**Problem requirements:** Answer with a single number: the count of lines that hold "structured".

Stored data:
• • • • •

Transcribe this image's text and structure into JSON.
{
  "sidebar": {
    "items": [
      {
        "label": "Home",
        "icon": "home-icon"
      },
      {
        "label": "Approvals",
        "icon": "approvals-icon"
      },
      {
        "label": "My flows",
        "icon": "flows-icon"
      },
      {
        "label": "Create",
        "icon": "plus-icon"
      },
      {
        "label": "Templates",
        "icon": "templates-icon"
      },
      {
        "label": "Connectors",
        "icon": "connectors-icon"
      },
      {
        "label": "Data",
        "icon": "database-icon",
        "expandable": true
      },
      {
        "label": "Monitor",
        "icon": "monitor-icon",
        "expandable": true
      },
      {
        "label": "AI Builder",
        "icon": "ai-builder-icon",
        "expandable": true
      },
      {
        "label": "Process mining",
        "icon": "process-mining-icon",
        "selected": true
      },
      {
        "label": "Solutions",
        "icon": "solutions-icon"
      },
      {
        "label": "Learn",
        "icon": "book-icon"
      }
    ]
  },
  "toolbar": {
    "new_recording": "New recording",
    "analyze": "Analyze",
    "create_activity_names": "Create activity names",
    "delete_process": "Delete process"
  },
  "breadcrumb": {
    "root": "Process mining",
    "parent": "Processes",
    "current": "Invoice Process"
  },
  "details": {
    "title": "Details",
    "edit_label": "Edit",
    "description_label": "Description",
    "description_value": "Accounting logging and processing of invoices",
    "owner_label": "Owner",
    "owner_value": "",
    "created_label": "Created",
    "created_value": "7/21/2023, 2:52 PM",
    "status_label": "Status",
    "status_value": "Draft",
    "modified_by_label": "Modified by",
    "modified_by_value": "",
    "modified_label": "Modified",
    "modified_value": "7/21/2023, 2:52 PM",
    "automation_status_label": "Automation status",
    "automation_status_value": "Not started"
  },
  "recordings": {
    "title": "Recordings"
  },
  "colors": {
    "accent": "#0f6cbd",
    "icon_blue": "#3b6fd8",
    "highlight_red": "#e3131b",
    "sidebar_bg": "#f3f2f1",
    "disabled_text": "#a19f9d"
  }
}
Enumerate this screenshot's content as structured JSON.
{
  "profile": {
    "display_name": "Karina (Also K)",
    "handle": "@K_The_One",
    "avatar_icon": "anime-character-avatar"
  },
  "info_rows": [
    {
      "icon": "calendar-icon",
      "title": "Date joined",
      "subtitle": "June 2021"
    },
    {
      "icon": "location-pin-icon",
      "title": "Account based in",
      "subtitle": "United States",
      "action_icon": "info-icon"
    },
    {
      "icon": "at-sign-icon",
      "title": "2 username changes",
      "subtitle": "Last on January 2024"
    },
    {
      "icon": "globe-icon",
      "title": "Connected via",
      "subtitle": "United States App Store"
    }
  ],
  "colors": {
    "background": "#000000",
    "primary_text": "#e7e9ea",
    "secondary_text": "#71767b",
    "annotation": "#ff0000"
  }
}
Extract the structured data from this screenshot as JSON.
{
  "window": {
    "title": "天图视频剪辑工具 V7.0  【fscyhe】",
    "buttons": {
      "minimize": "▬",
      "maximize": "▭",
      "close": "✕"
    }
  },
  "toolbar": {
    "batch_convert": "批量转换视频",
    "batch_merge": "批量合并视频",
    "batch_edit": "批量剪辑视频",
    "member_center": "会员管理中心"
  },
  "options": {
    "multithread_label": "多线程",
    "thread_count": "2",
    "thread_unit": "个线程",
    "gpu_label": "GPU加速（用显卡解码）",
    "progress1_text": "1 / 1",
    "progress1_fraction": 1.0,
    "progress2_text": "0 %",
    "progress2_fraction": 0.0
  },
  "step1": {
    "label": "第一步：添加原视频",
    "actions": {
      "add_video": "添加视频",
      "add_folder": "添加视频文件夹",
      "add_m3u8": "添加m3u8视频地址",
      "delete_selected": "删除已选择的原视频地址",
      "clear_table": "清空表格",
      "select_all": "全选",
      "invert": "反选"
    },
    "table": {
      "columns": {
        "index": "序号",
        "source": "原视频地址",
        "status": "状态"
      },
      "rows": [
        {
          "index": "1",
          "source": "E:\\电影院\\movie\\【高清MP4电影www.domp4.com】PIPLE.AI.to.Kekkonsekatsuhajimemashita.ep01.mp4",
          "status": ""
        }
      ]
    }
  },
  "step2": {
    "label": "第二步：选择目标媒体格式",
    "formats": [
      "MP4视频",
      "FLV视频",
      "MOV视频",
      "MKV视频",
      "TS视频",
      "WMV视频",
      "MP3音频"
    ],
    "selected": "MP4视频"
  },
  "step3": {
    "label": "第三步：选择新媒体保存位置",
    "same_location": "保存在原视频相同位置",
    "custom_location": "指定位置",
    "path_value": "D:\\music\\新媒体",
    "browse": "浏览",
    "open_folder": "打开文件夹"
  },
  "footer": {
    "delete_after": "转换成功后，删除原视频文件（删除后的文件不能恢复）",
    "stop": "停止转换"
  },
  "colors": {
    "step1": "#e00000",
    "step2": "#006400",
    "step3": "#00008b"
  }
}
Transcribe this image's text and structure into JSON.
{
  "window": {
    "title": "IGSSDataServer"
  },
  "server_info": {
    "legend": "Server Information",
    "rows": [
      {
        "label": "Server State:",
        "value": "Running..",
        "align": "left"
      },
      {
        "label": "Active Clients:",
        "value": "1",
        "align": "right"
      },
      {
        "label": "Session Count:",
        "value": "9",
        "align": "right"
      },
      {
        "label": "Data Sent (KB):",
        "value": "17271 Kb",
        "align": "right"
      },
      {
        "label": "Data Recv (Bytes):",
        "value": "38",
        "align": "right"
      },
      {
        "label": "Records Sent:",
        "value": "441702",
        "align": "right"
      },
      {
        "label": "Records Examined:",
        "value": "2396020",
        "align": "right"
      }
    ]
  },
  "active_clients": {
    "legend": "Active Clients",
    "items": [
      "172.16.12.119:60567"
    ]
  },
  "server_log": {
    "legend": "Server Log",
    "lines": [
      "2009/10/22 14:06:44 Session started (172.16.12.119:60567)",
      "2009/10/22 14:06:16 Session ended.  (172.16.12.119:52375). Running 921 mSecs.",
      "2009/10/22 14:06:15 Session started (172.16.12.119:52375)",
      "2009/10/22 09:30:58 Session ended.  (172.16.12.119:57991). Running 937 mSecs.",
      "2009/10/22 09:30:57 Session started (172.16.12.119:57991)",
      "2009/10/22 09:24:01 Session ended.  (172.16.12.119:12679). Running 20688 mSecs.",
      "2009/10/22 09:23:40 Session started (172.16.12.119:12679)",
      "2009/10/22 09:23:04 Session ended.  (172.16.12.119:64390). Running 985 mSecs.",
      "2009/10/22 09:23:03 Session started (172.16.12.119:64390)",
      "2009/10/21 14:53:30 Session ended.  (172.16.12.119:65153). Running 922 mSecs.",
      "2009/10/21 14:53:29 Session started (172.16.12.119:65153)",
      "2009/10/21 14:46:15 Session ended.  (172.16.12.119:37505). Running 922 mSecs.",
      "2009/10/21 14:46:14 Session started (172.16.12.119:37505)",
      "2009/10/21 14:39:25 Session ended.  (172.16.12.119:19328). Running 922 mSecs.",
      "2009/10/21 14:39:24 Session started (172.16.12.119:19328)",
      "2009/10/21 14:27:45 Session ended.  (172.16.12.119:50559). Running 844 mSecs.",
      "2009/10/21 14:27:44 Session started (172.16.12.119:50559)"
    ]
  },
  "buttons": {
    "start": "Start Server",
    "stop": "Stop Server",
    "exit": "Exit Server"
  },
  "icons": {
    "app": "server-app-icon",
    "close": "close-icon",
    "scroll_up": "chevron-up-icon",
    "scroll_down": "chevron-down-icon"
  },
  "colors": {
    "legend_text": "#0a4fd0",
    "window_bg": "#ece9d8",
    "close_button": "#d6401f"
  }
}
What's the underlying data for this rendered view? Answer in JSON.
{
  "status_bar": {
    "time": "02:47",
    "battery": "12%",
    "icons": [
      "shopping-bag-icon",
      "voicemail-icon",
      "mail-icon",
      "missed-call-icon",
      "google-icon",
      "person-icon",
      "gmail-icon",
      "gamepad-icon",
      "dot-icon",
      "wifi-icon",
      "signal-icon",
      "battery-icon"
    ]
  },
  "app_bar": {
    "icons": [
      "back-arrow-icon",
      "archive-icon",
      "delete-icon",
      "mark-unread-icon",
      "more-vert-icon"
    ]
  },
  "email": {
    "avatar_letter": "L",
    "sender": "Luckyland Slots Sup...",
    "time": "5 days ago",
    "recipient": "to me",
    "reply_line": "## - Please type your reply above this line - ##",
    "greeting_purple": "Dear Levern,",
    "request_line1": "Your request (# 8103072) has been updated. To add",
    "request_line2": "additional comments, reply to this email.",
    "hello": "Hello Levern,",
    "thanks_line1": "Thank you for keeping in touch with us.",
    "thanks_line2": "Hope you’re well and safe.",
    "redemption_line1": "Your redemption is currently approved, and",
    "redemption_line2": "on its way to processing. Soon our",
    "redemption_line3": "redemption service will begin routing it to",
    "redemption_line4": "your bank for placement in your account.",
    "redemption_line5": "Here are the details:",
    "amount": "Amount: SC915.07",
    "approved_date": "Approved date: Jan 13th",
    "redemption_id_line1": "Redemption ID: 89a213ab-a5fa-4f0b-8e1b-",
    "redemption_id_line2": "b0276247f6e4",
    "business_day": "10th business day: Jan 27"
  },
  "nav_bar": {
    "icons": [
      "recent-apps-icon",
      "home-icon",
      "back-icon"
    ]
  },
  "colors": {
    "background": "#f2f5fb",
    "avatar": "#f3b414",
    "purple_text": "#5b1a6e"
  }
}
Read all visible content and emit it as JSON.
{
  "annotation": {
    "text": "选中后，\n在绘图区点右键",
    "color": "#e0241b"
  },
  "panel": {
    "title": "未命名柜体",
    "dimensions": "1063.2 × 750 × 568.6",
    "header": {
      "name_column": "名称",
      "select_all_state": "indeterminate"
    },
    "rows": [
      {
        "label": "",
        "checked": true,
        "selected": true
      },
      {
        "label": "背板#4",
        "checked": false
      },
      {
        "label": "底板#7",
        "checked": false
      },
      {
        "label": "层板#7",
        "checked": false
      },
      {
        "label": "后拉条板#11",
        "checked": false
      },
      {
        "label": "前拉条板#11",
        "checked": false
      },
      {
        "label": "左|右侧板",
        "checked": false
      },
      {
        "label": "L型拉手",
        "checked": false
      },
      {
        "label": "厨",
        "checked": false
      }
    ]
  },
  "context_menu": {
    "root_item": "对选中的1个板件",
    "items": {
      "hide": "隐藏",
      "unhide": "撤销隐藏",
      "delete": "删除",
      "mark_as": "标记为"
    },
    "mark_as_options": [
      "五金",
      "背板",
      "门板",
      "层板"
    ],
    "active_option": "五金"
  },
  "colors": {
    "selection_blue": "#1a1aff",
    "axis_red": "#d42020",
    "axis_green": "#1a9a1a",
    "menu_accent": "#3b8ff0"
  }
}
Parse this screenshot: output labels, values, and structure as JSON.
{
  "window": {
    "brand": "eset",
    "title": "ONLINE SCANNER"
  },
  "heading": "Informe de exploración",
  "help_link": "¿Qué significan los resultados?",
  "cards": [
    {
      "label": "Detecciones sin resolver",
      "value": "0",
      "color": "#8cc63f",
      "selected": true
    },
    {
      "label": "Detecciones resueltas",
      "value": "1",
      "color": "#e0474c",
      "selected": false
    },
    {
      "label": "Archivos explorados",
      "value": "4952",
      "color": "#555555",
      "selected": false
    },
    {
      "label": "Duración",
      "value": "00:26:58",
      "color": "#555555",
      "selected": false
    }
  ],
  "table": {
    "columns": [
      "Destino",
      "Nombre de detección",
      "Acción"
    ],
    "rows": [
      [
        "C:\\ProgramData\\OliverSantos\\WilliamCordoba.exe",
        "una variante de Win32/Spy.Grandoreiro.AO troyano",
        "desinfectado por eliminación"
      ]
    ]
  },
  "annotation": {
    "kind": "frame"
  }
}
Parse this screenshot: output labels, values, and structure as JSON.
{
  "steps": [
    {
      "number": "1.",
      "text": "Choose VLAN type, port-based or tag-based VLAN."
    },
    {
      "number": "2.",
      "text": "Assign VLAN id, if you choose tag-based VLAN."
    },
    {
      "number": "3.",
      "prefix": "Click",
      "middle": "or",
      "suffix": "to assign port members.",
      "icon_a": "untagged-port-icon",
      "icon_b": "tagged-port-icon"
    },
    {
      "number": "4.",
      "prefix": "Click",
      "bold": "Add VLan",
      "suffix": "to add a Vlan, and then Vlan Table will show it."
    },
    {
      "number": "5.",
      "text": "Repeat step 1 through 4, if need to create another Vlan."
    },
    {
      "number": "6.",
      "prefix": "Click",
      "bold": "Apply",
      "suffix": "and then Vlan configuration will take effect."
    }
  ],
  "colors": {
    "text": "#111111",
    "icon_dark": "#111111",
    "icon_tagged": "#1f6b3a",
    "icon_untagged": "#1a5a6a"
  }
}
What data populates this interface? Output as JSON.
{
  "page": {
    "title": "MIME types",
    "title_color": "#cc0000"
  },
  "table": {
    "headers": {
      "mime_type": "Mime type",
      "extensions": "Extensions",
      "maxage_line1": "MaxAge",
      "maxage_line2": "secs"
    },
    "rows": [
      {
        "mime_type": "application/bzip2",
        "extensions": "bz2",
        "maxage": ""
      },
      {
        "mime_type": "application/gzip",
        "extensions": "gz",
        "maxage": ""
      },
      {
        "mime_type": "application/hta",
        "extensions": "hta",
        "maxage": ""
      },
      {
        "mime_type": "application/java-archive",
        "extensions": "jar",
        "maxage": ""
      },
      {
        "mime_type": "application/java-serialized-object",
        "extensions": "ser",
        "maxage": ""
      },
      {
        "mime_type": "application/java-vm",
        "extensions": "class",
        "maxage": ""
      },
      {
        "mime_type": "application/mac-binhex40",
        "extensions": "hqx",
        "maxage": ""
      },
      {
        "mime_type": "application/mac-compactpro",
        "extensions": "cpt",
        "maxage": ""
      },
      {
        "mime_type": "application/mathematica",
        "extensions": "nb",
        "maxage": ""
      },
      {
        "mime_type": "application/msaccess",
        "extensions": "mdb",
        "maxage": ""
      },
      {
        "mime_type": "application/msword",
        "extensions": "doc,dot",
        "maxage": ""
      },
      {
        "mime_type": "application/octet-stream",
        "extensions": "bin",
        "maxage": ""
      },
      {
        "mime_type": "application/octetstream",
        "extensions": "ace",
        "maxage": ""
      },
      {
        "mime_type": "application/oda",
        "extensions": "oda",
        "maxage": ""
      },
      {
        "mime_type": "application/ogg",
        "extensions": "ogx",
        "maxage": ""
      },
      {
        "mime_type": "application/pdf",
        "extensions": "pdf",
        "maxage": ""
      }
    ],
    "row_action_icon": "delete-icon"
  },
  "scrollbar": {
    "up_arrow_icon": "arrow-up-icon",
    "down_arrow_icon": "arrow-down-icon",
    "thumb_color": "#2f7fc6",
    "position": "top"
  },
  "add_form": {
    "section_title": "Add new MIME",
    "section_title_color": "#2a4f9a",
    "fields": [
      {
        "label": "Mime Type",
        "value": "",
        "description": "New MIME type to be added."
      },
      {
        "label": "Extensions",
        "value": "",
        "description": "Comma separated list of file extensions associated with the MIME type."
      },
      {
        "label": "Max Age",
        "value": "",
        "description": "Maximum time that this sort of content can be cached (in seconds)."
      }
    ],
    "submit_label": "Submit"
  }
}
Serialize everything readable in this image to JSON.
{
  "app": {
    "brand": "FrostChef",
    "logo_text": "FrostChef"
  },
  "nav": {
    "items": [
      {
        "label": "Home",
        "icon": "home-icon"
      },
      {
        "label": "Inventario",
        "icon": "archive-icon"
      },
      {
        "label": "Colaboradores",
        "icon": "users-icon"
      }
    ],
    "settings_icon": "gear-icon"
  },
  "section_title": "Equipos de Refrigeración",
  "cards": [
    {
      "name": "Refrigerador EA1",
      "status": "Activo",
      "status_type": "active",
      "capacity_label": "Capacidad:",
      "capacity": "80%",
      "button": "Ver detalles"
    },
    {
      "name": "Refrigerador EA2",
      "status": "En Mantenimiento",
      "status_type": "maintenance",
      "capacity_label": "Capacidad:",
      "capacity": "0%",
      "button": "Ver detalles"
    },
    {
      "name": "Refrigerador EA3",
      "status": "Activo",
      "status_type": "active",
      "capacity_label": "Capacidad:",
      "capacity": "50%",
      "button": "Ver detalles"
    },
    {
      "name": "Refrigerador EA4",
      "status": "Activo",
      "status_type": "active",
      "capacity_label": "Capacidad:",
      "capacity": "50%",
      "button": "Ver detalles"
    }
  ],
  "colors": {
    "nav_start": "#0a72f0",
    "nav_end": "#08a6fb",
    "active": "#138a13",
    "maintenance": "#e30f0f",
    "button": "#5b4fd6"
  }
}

• • • • •

**Solution to this problem:** 2